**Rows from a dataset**
"""
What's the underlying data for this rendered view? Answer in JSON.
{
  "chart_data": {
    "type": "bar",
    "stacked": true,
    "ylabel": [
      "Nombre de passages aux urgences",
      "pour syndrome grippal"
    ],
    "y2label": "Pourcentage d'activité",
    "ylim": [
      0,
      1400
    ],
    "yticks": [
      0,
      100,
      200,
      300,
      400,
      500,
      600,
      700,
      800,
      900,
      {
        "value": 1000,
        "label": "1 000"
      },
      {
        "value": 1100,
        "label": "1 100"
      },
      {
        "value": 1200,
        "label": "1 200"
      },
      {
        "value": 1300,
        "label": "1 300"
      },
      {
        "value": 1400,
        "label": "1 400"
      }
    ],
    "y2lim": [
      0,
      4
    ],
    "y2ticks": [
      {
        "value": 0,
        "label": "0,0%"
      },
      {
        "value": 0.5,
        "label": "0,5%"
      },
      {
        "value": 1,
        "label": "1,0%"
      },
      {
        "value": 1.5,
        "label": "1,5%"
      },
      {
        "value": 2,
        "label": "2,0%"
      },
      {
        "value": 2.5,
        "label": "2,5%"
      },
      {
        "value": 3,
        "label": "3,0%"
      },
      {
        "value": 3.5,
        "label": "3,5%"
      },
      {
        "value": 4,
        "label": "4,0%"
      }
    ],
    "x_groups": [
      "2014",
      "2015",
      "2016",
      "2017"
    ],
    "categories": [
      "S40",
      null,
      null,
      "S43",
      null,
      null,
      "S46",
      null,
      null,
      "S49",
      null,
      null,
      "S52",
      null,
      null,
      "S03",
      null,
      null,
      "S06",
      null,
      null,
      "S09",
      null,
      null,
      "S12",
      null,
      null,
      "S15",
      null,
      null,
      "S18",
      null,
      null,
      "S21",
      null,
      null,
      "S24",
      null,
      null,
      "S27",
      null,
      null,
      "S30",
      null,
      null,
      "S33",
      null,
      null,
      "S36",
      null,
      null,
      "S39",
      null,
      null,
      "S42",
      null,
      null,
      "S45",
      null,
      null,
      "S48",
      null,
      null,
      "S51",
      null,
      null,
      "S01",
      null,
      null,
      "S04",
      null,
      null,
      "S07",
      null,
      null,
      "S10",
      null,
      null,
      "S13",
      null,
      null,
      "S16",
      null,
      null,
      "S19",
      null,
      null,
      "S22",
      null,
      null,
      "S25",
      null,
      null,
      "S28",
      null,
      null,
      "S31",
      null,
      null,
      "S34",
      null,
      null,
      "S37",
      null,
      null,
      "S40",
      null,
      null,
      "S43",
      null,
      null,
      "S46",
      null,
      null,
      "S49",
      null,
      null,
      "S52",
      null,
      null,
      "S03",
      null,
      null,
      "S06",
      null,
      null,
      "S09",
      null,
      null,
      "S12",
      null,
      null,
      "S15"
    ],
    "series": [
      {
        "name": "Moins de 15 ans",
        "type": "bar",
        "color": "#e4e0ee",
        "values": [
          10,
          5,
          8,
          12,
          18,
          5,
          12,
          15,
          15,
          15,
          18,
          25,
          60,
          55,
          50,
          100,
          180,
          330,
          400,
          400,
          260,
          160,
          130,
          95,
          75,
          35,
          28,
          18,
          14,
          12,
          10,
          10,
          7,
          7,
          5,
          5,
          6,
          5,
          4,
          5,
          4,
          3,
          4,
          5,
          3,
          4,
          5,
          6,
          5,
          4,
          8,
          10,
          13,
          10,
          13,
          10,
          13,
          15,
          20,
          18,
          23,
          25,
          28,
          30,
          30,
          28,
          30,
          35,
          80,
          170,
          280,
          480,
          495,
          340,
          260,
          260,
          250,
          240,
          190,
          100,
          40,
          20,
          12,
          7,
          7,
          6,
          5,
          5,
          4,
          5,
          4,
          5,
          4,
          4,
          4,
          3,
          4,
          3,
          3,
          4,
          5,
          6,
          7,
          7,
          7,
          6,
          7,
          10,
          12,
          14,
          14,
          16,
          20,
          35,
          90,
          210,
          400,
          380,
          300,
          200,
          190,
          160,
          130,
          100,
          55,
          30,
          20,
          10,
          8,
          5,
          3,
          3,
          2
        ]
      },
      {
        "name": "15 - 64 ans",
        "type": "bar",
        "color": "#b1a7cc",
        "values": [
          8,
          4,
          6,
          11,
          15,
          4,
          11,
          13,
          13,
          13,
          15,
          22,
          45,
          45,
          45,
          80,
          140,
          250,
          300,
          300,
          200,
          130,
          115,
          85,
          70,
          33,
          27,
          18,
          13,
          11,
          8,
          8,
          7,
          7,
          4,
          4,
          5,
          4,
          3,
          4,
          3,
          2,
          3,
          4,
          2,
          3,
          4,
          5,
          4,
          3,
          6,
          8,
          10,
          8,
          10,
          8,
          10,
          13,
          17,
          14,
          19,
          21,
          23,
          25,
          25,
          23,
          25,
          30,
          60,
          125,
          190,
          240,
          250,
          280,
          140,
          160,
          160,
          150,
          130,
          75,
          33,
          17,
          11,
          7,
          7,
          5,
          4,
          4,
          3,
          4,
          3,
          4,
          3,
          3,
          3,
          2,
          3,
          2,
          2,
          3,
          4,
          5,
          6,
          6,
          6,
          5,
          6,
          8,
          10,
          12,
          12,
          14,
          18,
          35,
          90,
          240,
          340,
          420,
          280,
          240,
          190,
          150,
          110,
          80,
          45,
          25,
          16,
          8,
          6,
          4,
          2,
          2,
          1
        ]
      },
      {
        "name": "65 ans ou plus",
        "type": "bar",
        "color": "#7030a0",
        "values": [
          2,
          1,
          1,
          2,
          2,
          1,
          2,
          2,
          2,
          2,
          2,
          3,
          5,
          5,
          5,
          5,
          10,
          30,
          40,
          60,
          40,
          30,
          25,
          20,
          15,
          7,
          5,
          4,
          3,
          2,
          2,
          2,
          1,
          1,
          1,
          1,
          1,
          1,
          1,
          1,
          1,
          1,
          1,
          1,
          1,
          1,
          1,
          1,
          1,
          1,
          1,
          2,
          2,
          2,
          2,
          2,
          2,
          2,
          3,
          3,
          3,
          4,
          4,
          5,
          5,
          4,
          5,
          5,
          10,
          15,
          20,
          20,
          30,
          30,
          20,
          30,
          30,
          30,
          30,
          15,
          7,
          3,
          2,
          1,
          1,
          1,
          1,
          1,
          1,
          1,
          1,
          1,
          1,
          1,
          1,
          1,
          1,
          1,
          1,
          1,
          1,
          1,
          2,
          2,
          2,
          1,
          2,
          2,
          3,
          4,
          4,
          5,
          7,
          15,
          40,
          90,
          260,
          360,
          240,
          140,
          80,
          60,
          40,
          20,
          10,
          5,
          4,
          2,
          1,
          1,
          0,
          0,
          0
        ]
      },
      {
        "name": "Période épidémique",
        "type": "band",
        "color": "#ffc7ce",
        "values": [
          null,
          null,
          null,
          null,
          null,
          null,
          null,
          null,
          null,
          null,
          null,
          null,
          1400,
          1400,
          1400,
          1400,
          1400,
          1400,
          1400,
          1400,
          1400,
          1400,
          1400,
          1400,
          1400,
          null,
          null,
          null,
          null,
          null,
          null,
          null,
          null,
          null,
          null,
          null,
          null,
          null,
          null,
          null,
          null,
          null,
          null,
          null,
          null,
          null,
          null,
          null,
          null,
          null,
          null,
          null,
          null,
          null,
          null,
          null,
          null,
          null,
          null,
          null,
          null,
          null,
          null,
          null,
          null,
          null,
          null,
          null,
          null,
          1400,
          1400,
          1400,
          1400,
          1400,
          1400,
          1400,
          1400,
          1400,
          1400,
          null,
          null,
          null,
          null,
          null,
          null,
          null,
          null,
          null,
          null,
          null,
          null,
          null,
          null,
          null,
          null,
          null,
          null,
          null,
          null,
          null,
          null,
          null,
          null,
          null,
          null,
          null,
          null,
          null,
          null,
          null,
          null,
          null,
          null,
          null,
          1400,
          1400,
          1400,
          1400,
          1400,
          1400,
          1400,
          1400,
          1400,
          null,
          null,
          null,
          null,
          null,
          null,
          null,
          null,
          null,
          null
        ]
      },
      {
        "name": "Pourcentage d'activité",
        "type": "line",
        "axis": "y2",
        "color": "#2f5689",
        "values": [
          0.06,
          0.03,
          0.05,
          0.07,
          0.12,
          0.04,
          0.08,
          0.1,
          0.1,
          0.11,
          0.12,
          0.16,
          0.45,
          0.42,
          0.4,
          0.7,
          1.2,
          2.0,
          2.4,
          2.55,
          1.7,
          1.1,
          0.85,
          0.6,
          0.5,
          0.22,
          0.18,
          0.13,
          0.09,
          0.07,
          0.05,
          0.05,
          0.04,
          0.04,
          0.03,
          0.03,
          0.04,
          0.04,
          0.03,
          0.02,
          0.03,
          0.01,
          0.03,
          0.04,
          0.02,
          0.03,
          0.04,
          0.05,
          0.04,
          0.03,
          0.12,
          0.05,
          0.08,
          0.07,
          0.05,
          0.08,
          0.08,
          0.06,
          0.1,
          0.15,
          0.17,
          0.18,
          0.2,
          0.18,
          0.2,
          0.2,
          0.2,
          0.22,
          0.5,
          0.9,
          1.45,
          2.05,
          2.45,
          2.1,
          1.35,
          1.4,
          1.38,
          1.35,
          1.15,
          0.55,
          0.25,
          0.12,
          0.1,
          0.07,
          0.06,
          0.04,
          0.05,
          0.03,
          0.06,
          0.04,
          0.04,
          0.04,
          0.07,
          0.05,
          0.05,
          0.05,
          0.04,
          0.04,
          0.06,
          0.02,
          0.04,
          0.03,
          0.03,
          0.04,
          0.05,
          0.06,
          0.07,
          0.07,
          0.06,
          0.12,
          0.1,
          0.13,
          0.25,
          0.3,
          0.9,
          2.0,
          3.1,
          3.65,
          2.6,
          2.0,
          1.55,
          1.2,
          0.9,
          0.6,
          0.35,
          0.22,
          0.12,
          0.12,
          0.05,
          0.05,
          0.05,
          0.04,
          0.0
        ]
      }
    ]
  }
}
"""
**PROBLEM REQUIREMENTS**
Search the listing for the word "color" and return each line that holds it.

**FULL SOLUTION**
        "color": "#e4e0ee",
        "color": "#b1a7cc",
        "color": "#7030a0",
        "color": "#ffc7ce",
        "color": "#2f5689",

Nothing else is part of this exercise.